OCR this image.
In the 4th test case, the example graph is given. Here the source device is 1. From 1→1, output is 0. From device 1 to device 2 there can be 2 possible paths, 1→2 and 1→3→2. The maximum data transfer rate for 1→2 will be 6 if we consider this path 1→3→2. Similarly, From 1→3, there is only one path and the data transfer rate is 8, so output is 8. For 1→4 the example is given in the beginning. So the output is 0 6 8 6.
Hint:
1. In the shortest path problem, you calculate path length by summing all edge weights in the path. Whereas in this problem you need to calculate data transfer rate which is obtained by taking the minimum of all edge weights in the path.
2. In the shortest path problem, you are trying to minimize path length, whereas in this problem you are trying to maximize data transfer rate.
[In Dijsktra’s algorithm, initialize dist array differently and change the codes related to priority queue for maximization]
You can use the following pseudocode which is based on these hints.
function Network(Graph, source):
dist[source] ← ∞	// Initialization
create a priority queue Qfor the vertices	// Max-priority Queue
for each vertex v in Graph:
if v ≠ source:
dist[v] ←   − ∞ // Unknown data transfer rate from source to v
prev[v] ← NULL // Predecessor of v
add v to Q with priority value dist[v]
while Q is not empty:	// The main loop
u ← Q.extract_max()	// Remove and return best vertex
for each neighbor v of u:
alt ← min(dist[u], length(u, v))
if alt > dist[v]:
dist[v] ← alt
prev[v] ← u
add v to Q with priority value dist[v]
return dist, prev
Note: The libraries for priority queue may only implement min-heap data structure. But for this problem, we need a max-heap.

> [WHAT IS NEEDED] Write every line of the material above again, exactly.

> [ANSWER FOR THE TASK]
OCR this image.
In the 4th test case, the example graph is given. Here the source device is 1. From 1→1, output is 0. From device 1 to device 2 there can be 2 possible paths, 1→2 and 1→3→2. The maximum data transfer rate for 1→2 will be 6 if we consider this path 1→3→2. Similarly, From 1→3, there is only one path and the data transfer rate is 8, so output is 8. For 1→4 the example is given in the beginning. So the output is 0 6 8 6.
Hint:
1. In the shortest path problem, you calculate path length by summing all edge weights in the path. Whereas in this problem you need to calculate data transfer rate which is obtained by taking the minimum of all edge weights in the path.
2. In the shortest path problem, you are trying to minimize path length, whereas in this problem you are trying to maximize data transfer rate.
[In Dijsktra’s algorithm, initialize dist array differently and change the codes related to priority queue for maximization]
You can use the following pseudocode which is based on these hints.
function Network(Graph, source):
dist[source] ← ∞	// Initialization
create a priority queue Qfor the vertices	// Max-priority Queue
for each vertex v in Graph:
if v ≠ source:
dist[v] ←   − ∞ // Unknown data transfer rate from source to v
prev[v] ← NULL // Predecessor of v
add v to Q with priority value dist[v]
while Q is not empty:	// The main loop
u ← Q.extract_max()	// Remove and return best vertex
for each neighbor v of u:
alt ← min(dist[u], length(u, v))
if alt > dist[v]:
dist[v] ← alt
prev[v] ← u
add v to Q with priority value dist[v]
return dist, prev
Note: The libraries for priority queue may only implement min-heap data structure. But for this problem, we need a max-heap.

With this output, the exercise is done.